Scan the data beneath this task and copy each line that includes "label".

** Begin **

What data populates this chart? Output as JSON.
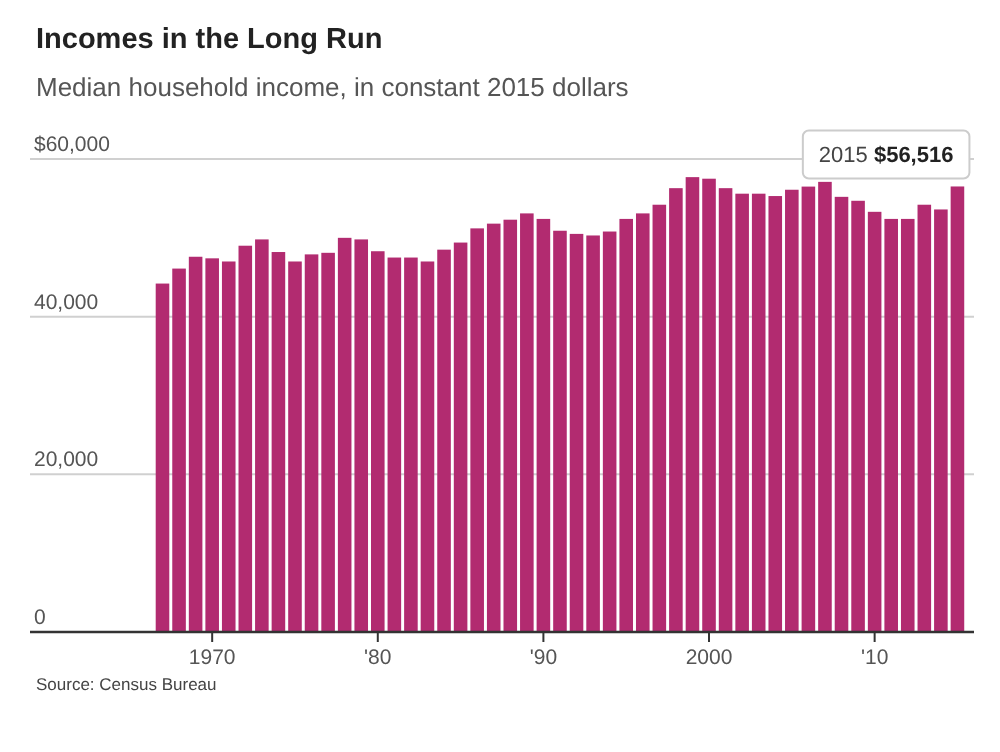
{
  "chart_data": {
    "type": "bar",
    "title": "Incomes in the Long Run",
    "subtitle": "Median household income, in constant 2015 dollars",
    "x": [
      1967,
      1968,
      1969,
      1970,
      1971,
      1972,
      1973,
      1974,
      1975,
      1976,
      1977,
      1978,
      1979,
      1980,
      1981,
      1982,
      1983,
      1984,
      1985,
      1986,
      1987,
      1988,
      1989,
      1990,
      1991,
      1992,
      1993,
      1994,
      1995,
      1996,
      1997,
      1998,
      1999,
      2000,
      2001,
      2002,
      2003,
      2004,
      2005,
      2006,
      2007,
      2008,
      2009,
      2010,
      2011,
      2012,
      2013,
      2014,
      2015
    ],
    "values": [
      44200,
      46100,
      47600,
      47400,
      47000,
      49000,
      49800,
      48200,
      47000,
      47900,
      48100,
      50000,
      49800,
      48300,
      47500,
      47500,
      47000,
      48500,
      49400,
      51200,
      51800,
      52300,
      53100,
      52400,
      50900,
      50500,
      50300,
      50800,
      52400,
      53100,
      54200,
      56300,
      57700,
      57500,
      56300,
      55600,
      55600,
      55300,
      56100,
      56500,
      57100,
      55200,
      54700,
      53300,
      52400,
      52400,
      54200,
      53600,
      56516
    ],
    "color": "#b22b70",
    "xlim": [
      1959,
      2016
    ],
    "xticks": [
      {
        "value": 1970,
        "label": "1970"
      },
      {
        "value": 1980,
        "label": "'80"
      },
      {
        "value": 1990,
        "label": "'90"
      },
      {
        "value": 2000,
        "label": "2000"
      },
      {
        "value": 2010,
        "label": "'10"
      }
    ],
    "ylim": [
      0,
      60000
    ],
    "yticks": [
      {
        "value": 0,
        "label": "0"
      },
      {
        "value": 20000,
        "label": "20,000"
      },
      {
        "value": 40000,
        "label": "40,000"
      },
      {
        "value": 60000,
        "label": "$60,000"
      }
    ],
    "grid": "y",
    "annotations": [
      {
        "text": "2015 $56,516",
        "x": 2015,
        "y": 56516
      },
      "Source: Census Bureau"
    ]
  }
}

** End **

_Solution to the exercise_:
        "label": "1970"
        "label": "'80"
        "label": "'90"
        "label": "2000"
        "label": "'10"
        "label": "0"
        "label": "20,000"
        "label": "40,000"
        "label": "$60,000"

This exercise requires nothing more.